EXERCISE AIM
Output the records exactly as they appear, with no pictures included.

TASK DATA
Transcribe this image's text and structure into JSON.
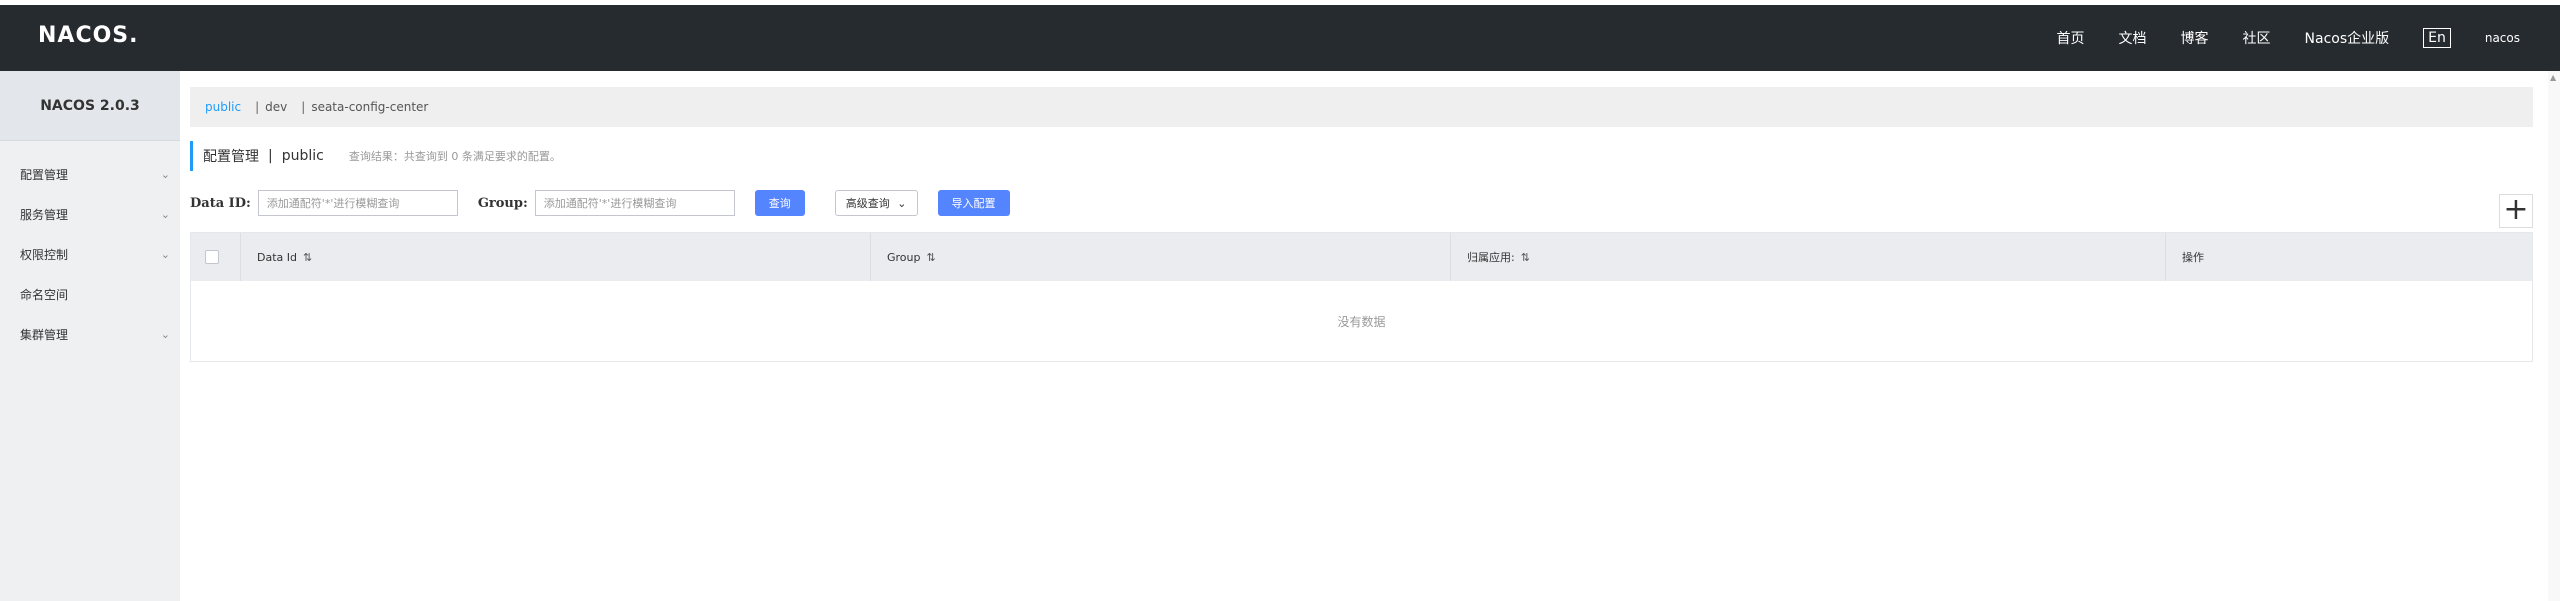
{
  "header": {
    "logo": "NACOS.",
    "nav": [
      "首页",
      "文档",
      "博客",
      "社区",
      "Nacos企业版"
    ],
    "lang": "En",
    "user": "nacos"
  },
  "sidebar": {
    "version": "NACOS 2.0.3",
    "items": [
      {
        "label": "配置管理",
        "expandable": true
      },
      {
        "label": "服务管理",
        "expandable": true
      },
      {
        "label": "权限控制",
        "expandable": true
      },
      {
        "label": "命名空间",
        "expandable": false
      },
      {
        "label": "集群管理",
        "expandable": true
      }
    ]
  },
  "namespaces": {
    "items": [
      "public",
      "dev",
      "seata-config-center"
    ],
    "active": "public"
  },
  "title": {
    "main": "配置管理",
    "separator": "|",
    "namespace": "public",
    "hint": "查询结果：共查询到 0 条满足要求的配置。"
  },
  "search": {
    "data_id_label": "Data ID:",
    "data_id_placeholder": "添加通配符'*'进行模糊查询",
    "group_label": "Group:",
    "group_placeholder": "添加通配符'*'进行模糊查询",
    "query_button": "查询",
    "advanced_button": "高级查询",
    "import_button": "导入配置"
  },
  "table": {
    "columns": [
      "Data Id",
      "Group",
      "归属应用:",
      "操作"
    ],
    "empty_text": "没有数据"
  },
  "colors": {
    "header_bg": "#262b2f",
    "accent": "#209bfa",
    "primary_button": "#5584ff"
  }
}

CORRECT RESULT
Transcribe this image's text and structure into JSON.
{
  "header": {
    "logo": "NACOS.",
    "nav": [
      "首页",
      "文档",
      "博客",
      "社区",
      "Nacos企业版"
    ],
    "lang": "En",
    "user": "nacos"
  },
  "sidebar": {
    "version": "NACOS 2.0.3",
    "items": [
      {
        "label": "配置管理",
        "expandable": true
      },
      {
        "label": "服务管理",
        "expandable": true
      },
      {
        "label": "权限控制",
        "expandable": true
      },
      {
        "label": "命名空间",
        "expandable": false
      },
      {
        "label": "集群管理",
        "expandable": true
      }
    ]
  },
  "namespaces": {
    "items": [
      "public",
      "dev",
      "seata-config-center"
    ],
    "active": "public"
  },
  "title": {
    "main": "配置管理",
    "separator": "|",
    "namespace": "public",
    "hint": "查询结果：共查询到 0 条满足要求的配置。"
  },
  "search": {
    "data_id_label": "Data ID:",
    "data_id_placeholder": "添加通配符'*'进行模糊查询",
    "group_label": "Group:",
    "group_placeholder": "添加通配符'*'进行模糊查询",
    "query_button": "查询",
    "advanced_button": "高级查询",
    "import_button": "导入配置"
  },
  "table": {
    "columns": [
      "Data Id",
      "Group",
      "归属应用:",
      "操作"
    ],
    "empty_text": "没有数据"
  },
  "colors": {
    "header_bg": "#262b2f",
    "accent": "#209bfa",
    "primary_button": "#5584ff"
  }
}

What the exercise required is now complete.